____ SOURCE INFORMATION

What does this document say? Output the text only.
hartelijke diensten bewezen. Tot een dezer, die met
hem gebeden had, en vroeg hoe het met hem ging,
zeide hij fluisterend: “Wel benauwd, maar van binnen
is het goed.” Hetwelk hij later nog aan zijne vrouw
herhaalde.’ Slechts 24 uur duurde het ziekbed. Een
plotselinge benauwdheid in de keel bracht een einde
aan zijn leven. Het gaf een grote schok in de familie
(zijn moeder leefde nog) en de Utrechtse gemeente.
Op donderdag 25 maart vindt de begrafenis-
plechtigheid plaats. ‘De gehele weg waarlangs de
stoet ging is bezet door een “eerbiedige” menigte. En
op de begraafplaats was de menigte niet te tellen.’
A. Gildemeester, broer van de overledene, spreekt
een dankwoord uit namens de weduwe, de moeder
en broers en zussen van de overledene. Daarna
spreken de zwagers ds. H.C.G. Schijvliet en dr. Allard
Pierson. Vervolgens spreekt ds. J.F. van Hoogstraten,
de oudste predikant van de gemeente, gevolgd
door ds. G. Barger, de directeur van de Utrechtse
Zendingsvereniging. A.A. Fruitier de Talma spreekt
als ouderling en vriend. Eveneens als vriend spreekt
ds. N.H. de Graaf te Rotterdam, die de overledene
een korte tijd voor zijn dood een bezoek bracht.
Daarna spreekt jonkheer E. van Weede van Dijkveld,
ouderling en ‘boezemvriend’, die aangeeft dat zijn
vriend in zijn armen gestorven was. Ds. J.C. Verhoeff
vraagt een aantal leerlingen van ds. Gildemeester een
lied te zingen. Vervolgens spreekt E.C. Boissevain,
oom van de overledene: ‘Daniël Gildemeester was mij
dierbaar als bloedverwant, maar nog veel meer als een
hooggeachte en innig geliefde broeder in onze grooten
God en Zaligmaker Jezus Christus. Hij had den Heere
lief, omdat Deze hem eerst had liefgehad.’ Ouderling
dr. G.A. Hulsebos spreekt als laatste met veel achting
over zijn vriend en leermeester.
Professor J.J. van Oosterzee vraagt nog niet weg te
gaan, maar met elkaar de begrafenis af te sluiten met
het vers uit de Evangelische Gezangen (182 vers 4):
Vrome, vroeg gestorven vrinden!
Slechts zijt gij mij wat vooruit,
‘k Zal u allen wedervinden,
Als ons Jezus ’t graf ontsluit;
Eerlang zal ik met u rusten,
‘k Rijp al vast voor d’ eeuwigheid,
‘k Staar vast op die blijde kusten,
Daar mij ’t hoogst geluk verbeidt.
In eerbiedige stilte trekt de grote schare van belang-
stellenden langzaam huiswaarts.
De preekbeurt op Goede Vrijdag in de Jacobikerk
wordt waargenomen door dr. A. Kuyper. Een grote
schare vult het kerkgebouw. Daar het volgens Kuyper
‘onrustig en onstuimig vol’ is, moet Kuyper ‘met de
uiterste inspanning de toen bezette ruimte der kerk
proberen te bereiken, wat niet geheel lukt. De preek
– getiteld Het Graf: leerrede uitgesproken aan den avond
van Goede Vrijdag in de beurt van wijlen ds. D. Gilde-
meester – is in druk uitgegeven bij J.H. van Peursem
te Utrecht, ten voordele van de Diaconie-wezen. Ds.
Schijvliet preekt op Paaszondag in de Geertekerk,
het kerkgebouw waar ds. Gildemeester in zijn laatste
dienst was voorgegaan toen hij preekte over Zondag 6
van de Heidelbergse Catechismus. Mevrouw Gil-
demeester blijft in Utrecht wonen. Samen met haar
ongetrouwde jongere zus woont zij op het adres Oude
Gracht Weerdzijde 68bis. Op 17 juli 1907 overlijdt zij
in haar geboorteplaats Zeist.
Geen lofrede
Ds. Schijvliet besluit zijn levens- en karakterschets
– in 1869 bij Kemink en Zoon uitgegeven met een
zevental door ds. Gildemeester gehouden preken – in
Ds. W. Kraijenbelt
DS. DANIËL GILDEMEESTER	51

________

PROBLEM STATEMENT: Your answer should be the lines above that contain the word "laatste", copied out.

SOLUTION FOR THIS TASK:
dr. G.A. Hulsebos spreekt als laatste met veel achting
het kerkgebouw waar ds. Gildemeester in zijn laatste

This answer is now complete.